LONDON, Aug 29 (Reuters) - Companies that buy derivatives to guard against adverse price moves should use clearing houses rather than pay fees to banks to avoid unnecessary risks, the European Union’s risk watchdog said.
The European Systemic Risk Board (ESRB), based at the European Central Bank (ECB), said firms using banks to service their derivatives contracts may create extra risks because even for genuine hedging, the contracts are not risk-free.
Clearing houses, however, are backed by default funds in case one side of a deal goes bust.
The ESRB said bank fees drain companies of money and don’t guarantee that the risks being addressed have been covered adequately.
The ESRB plays no legislative role but its views carry clout. Its chair, Mario Draghi, is president of the ECB, which is expected to become the leading supervisor of euro zone banks, currently supervised by national regulators and the European Banking Authority.
World leaders have agreed that by the end of this year, huge swathes of the $648 trillion derivatives market should be traded on electronic platforms with the contracts centrally cleared where possible to increase transparency.

** DATA ENTRIES **
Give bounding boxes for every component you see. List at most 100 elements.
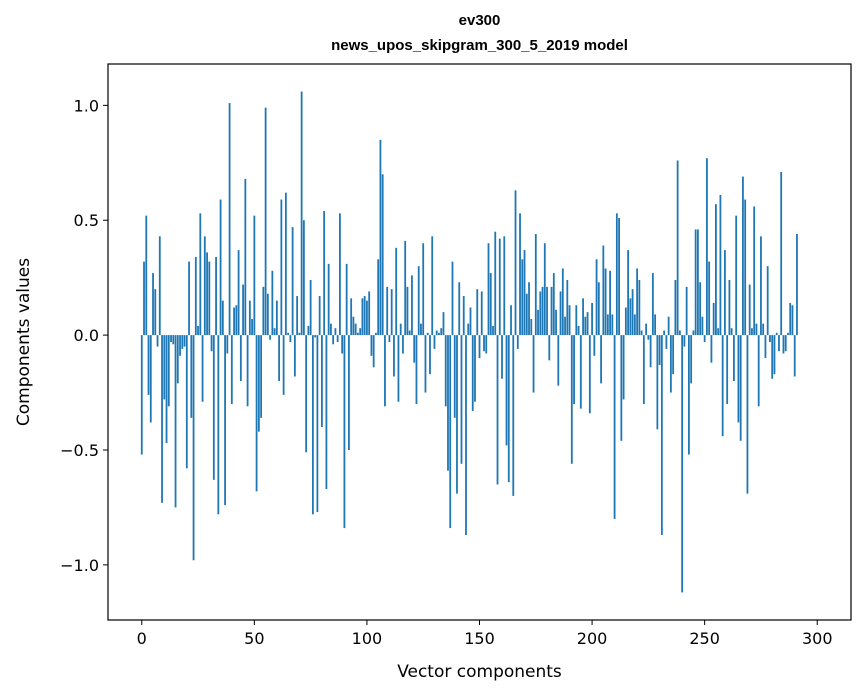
bar xyxy=(431,236,434,336)
bar xyxy=(314,335,317,338)
bar xyxy=(298,332,301,336)
bar xyxy=(212,335,215,480)
bar xyxy=(415,335,418,405)
bar xyxy=(753,206,756,336)
bar xyxy=(780,171,783,336)
bar xyxy=(703,335,706,342)
bar xyxy=(233,307,235,336)
bar xyxy=(215,256,217,336)
bar xyxy=(465,335,467,535)
bar xyxy=(143,261,145,336)
bar xyxy=(320,335,323,428)
bar xyxy=(478,335,481,359)
bar xyxy=(183,335,186,347)
bar xyxy=(586,312,589,336)
bar xyxy=(739,335,742,441)
bar xyxy=(651,273,654,336)
bar xyxy=(235,305,238,336)
bar xyxy=(273,328,276,336)
bar xyxy=(658,335,661,365)
bar xyxy=(699,282,702,336)
bar xyxy=(717,328,720,336)
y-tick-label: 0.5 xyxy=(74,211,99,230)
bar xyxy=(751,328,753,336)
bar xyxy=(242,284,244,336)
bar xyxy=(665,335,668,349)
bar xyxy=(280,199,283,336)
bar xyxy=(179,335,181,356)
bar xyxy=(411,275,413,336)
bar xyxy=(685,286,688,336)
bar xyxy=(176,335,179,384)
bar xyxy=(447,335,449,471)
bar xyxy=(532,335,535,393)
bar xyxy=(615,213,618,336)
bar xyxy=(642,335,645,405)
bar xyxy=(764,335,767,359)
bar xyxy=(656,335,659,430)
bar xyxy=(649,335,652,368)
bar xyxy=(697,229,699,336)
bar xyxy=(271,270,274,336)
bar xyxy=(618,217,620,336)
bar xyxy=(359,328,362,336)
y-axis-ticks: −1.0 −0.5 0.0 0.5 1.0 xyxy=(60,96,108,575)
bar xyxy=(167,335,170,407)
bar xyxy=(575,305,578,336)
bar xyxy=(453,335,456,418)
bar xyxy=(793,335,796,377)
bar xyxy=(530,319,533,336)
x-tick-label: 250 xyxy=(689,629,720,648)
y-tick-label: 1.0 xyxy=(74,96,99,115)
bar xyxy=(343,335,346,529)
bar xyxy=(336,335,339,342)
bar xyxy=(219,199,222,336)
bar xyxy=(269,335,272,340)
bar xyxy=(451,261,454,336)
bar xyxy=(692,330,695,336)
bar xyxy=(559,291,562,336)
bar xyxy=(582,298,584,336)
bar xyxy=(672,335,675,375)
bar xyxy=(339,213,341,336)
bar xyxy=(469,307,472,336)
bar xyxy=(327,263,330,336)
bar xyxy=(149,335,152,423)
bar xyxy=(291,227,294,336)
y-tick-label: −0.5 xyxy=(60,441,99,460)
bar xyxy=(789,302,792,336)
bar xyxy=(194,256,197,336)
x-tick-label: 200 xyxy=(577,629,608,648)
bar xyxy=(539,291,542,336)
bar xyxy=(402,335,404,354)
bar xyxy=(573,335,575,405)
bar xyxy=(190,335,193,418)
bar xyxy=(311,335,314,515)
bar xyxy=(154,289,157,336)
bar xyxy=(442,312,445,336)
bar xyxy=(694,229,697,336)
bar xyxy=(278,335,281,382)
bar xyxy=(584,316,587,336)
bar xyxy=(361,298,364,336)
x-tick-label: 300 xyxy=(802,629,833,648)
bar xyxy=(309,279,312,336)
bar xyxy=(640,330,643,336)
bar xyxy=(386,286,389,336)
bar xyxy=(667,316,670,336)
bar xyxy=(728,279,731,336)
bar xyxy=(188,261,190,336)
bar xyxy=(514,190,517,336)
bar xyxy=(172,335,175,345)
bar xyxy=(737,335,740,423)
bar xyxy=(733,335,735,382)
bar xyxy=(638,279,641,336)
bar xyxy=(474,335,476,402)
bar xyxy=(611,314,614,336)
bar xyxy=(185,335,188,469)
bar xyxy=(787,332,789,336)
bar xyxy=(503,236,506,336)
bar xyxy=(710,335,713,363)
bar xyxy=(633,314,636,336)
bar xyxy=(449,335,452,529)
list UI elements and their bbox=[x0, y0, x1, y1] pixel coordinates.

** TASK REQUIREMENTS **
1. In the derivatives report, what backs clearing houses in case one side of a deal goes bust?
2. Restate the part of the derivatives report that opens with the words containing "LONDON, Aug 29" and closes with "been covered adequately.", swapping "default funds" for "reserve funds".

** SOLUTIONS BY TASK **
1. Default funds back clearing houses.

2.
LONDON, Aug 29 (Reuters) - Companies that buy derivatives to guard against adverse price moves should use clearing houses rather than pay fees to banks to avoid unnecessary risks, the European Union’s risk watchdog said.
The European Systemic Risk Board (ESRB), based at the European Central Bank (ECB), said firms using banks to service their derivatives contracts may create extra risks because even for genuine hedging, the contracts are not risk-free.
Clearing houses, however, are backed by reserve funds in case one side of a deal goes bust.
The ESRB said bank fees drain companies of money and don’t guarantee that the risks being addressed have been covered adequately.